→ **PROBLEM STATEMENT**: Restate the material word for word and leave out anything that is a picture.

-------- DATA TO PROCESS

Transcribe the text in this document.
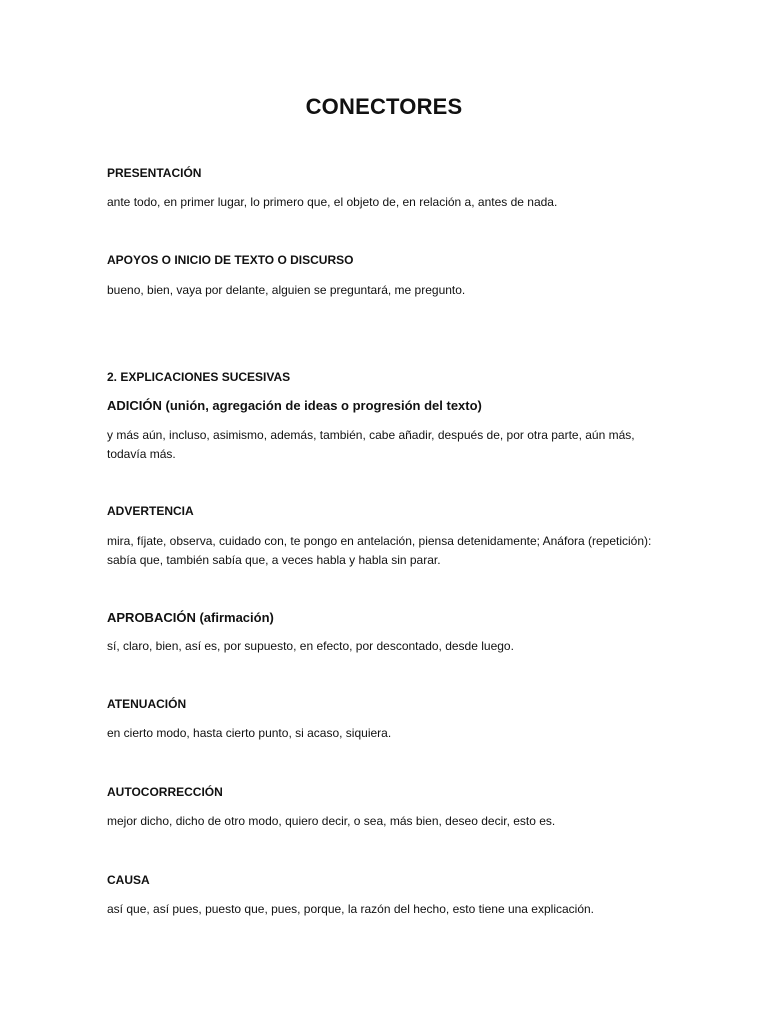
CONECTORES

PRESENTACIÓN

ante todo, en primer lugar, lo primero que, el objeto de, en relación a, antes de nada.

APOYOS O INICIO DE TEXTO O DISCURSO

bueno, bien, vaya por delante, alguien se preguntará, me pregunto.

2. EXPLICACIONES SUCESIVAS

ADICIÓN (unión, agregación de ideas o progresión del texto)

y más aún, incluso, asimismo, además, también, cabe añadir, después de, por otra parte, aún más, todavía más.

ADVERTENCIA

mira, fíjate, observa, cuidado con, te pongo en antelación, piensa detenidamente; Anáfora (repetición): sabía que, también sabía que, a veces habla y habla sin parar.

APROBACIÓN (afirmación)

sí, claro, bien, así es, por supuesto, en efecto, por descontado, desde luego.

ATENUACIÓN

en cierto modo, hasta cierto punto, si acaso, siquiera.

AUTOCORRECCIÓN

mejor dicho, dicho de otro modo, quiero decir, o sea, más bien, deseo decir, esto es.

CAUSA

así que, así pues, puesto que, pues, porque, la razón del hecho, esto tiene una explicación.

----------------

→ **IN RESPONSE**:
Transcribe the text in this document.
CONECTORES

PRESENTACIÓN

ante todo, en primer lugar, lo primero que, el objeto de, en relación a, antes de nada.

APOYOS O INICIO DE TEXTO O DISCURSO

bueno, bien, vaya por delante, alguien se preguntará, me pregunto.

2. EXPLICACIONES SUCESIVAS

ADICIÓN (unión, agregación de ideas o progresión del texto)

y más aún, incluso, asimismo, además, también, cabe añadir, después de, por otra parte, aún más, todavía más.

ADVERTENCIA

mira, fíjate, observa, cuidado con, te pongo en antelación, piensa detenidamente; Anáfora (repetición): sabía que, también sabía que, a veces habla y habla sin parar.

APROBACIÓN (afirmación)

sí, claro, bien, así es, por supuesto, en efecto, por descontado, desde luego.

ATENUACIÓN

en cierto modo, hasta cierto punto, si acaso, siquiera.

AUTOCORRECCIÓN

mejor dicho, dicho de otro modo, quiero decir, o sea, más bien, deseo decir, esto es.

CAUSA

así que, así pues, puesto que, pues, porque, la razón del hecho, esto tiene una explicación.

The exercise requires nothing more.